• [Goal] Return each line that holds the word "rgba".

• [Dataset extract]
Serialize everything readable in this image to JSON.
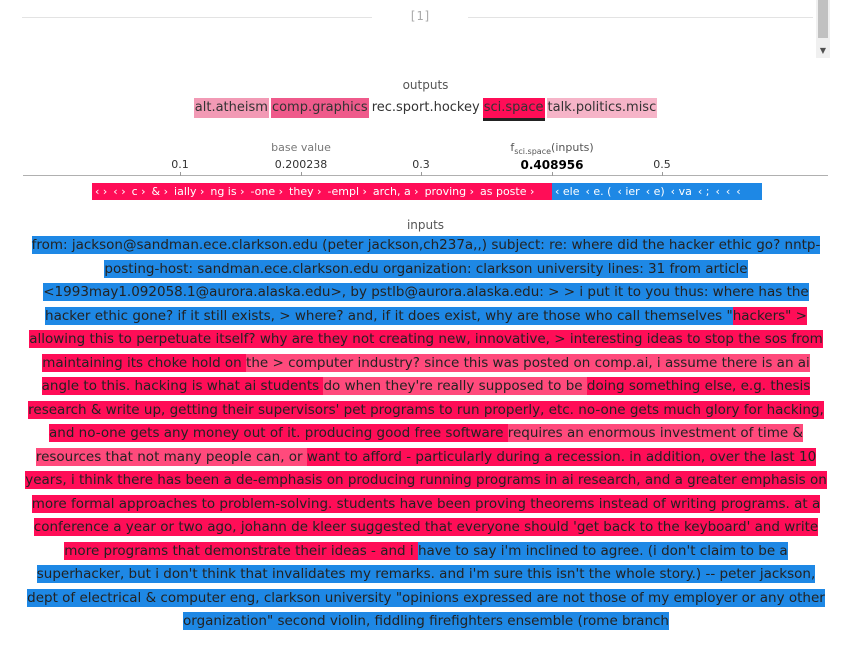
{
  "header": {
    "index_label": "[1]"
  },
  "outputs": {
    "title": "outputs",
    "items": [
      {
        "label": "alt.atheism",
        "color": "#f29ab5",
        "selected": false
      },
      {
        "label": "comp.graphics",
        "color": "#ef5a8b",
        "selected": false
      },
      {
        "label": "rec.sport.hockey",
        "color": "#ffffff",
        "selected": false
      },
      {
        "label": "sci.space",
        "color": "#ff0d57",
        "selected": true
      },
      {
        "label": "talk.politics.misc",
        "color": "#f6b4c8",
        "selected": false
      }
    ]
  },
  "force_plot": {
    "base_value_label": "base value",
    "base_value": "0.200238",
    "f_label_prefix": "f",
    "f_label_sub": "sci.space",
    "f_label_suffix": "(inputs)",
    "f_value": "0.408956",
    "ticks": [
      "0.1",
      "0.200238",
      "0.3",
      "0.408956",
      "0.5"
    ],
    "positive_segments": [
      "‹",
      "‹",
      "c",
      "&",
      "ially",
      "ng is",
      "-one",
      "they",
      "-empl",
      "arch, a",
      "proving",
      "as poste"
    ],
    "negative_segments": [
      "ele",
      "e. (",
      "ier",
      "e)",
      "va",
      ";",
      "",
      "",
      ""
    ],
    "colors": {
      "positive": "#ff0d57",
      "negative": "#1e88e5"
    }
  },
  "inputs": {
    "title": "inputs",
    "tokens": [
      {
        "t": "from: jackson@sandman.ece.clarkson.edu (peter jackson,ch237a,,) subject: re: where did the hacker ethic ",
        "c": "b"
      },
      {
        "t": "go? nntp-posting-host: sandman.ece.clarkson.edu organization: clarkson university lines: 31 from article ",
        "c": "b"
      },
      {
        "t": "<1993may1.092058.1@aurora.alaska.edu>, by pstlb@aurora.alaska.edu: > > i put it to you thus: where has the hacker ethic gone? if it still exists, > where? and, if it does exist, why are those who call themselves \"",
        "c": "b"
      },
      {
        "t": "hackers\" > allowing this to perpetuate itself? why are they not creating new, innovative, > interesting ideas to stop the sos from maintaining its choke hold on ",
        "c": "s"
      },
      {
        "t": "the > computer industry? since this was posted on comp.ai, i assume there is an ai ",
        "c": "m"
      },
      {
        "t": "angle to this. hacking is what ai students ",
        "c": "s"
      },
      {
        "t": "do when they're really supposed to be ",
        "c": "m"
      },
      {
        "t": "doing something else, e.g. thesis research & write up, getting their supervisors' pet programs to run ",
        "c": "s"
      },
      {
        "t": "properly, etc. no-one gets much glory for hacking, and no-one gets any money out of it. producing good free software ",
        "c": "s"
      },
      {
        "t": "requires an enormous investment of time & resources that not many people can, or ",
        "c": "m"
      },
      {
        "t": "want to afford - particularly during a recession. in addition, over the last 10 years, i think ",
        "c": "s"
      },
      {
        "t": "there has been a de-emphasis on producing running programs in ai research, and a greater emphasis on ",
        "c": "s"
      },
      {
        "t": "more formal approaches to problem-solving. students have been proving theorems instead of writing programs. at a conference a year or ",
        "c": "s"
      },
      {
        "t": "two ago, johann de kleer suggested that everyone should 'get back to the keyboard' and write more programs that demonstrate their ideas - and i ",
        "c": "s"
      },
      {
        "t": "have to say i'm inclined to agree. (i don't claim to be a superhacker, ",
        "c": "b"
      },
      {
        "t": "but i don't think that invalidates my remarks. and i'm sure this isn't the whole ",
        "c": "b"
      },
      {
        "t": "story.) -- peter jackson, dept of electrical & computer eng, clarkson university \"opinions expressed are not those of my employer or any other organization\" second violin, fiddling firefighters ensemble (rome branch",
        "c": "b"
      }
    ]
  }
}
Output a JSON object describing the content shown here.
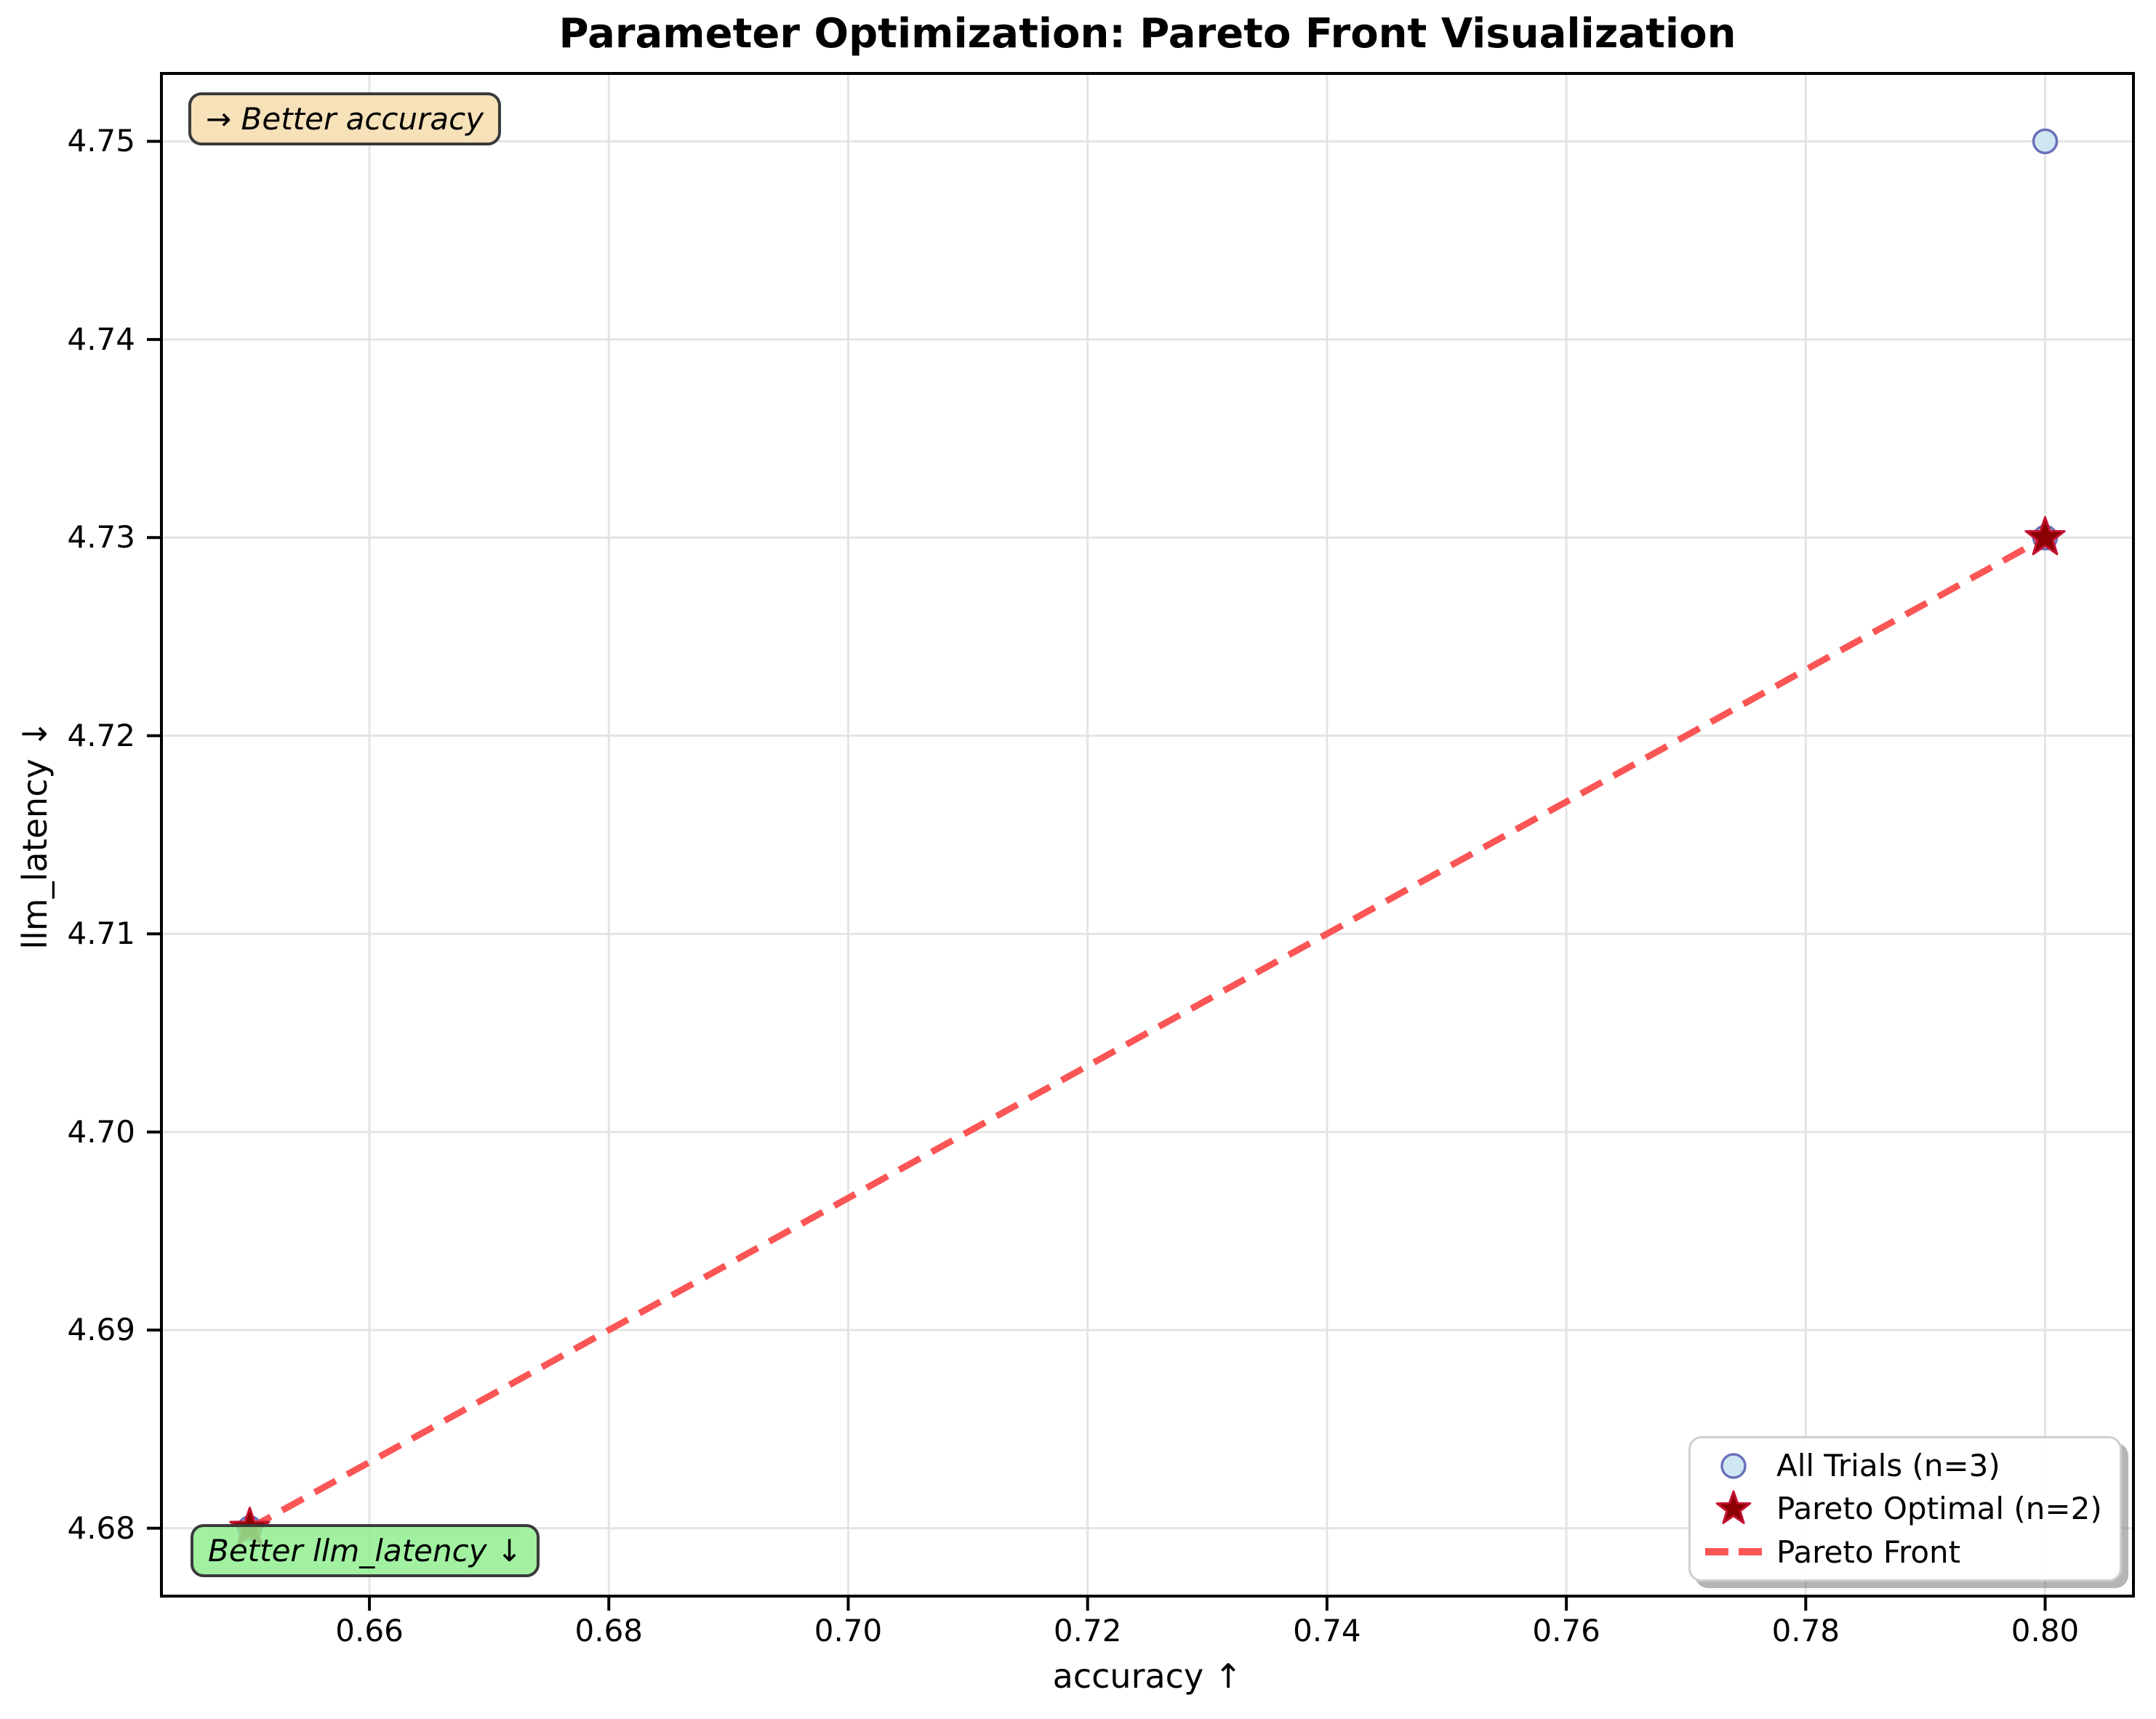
{
  "title": "Parameter Optimization: Pareto Front Visualization",
  "axes": {
    "xlabel": "accuracy ↑",
    "ylabel": "llm_latency ↓"
  },
  "annotations": {
    "better_accuracy": "→ Better accuracy",
    "better_latency": "Better llm_latency ↓"
  },
  "legend": {
    "position": "lower right"
  },
  "colors": {
    "trial_fill": "#cee7f2",
    "trial_edge": "#6a70ba",
    "pareto_fill": "#8b0000",
    "pareto_edge": "#c41230",
    "front_line": "#fb5555",
    "grid": "#e4e4e4",
    "spine": "#000000",
    "annotation_accuracy_bg": "rgba(245,222,179,0.92)",
    "annotation_latency_bg": "rgba(144,238,144,0.85)",
    "legend_bg": "rgba(255,255,255,0.95)"
  },
  "chart_data": {
    "type": "scatter",
    "title": "Parameter Optimization: Pareto Front Visualization",
    "xlabel": "accuracy ↑",
    "ylabel": "llm_latency ↓",
    "xlim": [
      0.6425,
      0.8075
    ],
    "ylim": [
      4.6765,
      4.7535
    ],
    "xticks": [
      0.66,
      0.68,
      0.7,
      0.72,
      0.74,
      0.76,
      0.78,
      0.8
    ],
    "yticks": [
      4.68,
      4.69,
      4.7,
      4.71,
      4.72,
      4.73,
      4.74,
      4.75
    ],
    "grid": true,
    "legend_position": "lower right",
    "series": [
      {
        "name": "All Trials (n=3)",
        "type": "scatter",
        "marker": "circle",
        "points": [
          [
            0.65,
            4.68
          ],
          [
            0.8,
            4.73
          ],
          [
            0.8,
            4.75
          ]
        ]
      },
      {
        "name": "Pareto Optimal (n=2)",
        "type": "scatter",
        "marker": "star",
        "points": [
          [
            0.65,
            4.68
          ],
          [
            0.8,
            4.73
          ]
        ]
      },
      {
        "name": "Pareto Front",
        "type": "line",
        "style": "dashed",
        "points": [
          [
            0.65,
            4.68
          ],
          [
            0.8,
            4.73
          ]
        ]
      }
    ]
  }
}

• [Right answer]
    "annotation_accuracy_bg": "rgba(245,222,179,0.92)",
    "annotation_latency_bg": "rgba(144,238,144,0.85)",
    "legend_bg": "rgba(255,255,255,0.95)"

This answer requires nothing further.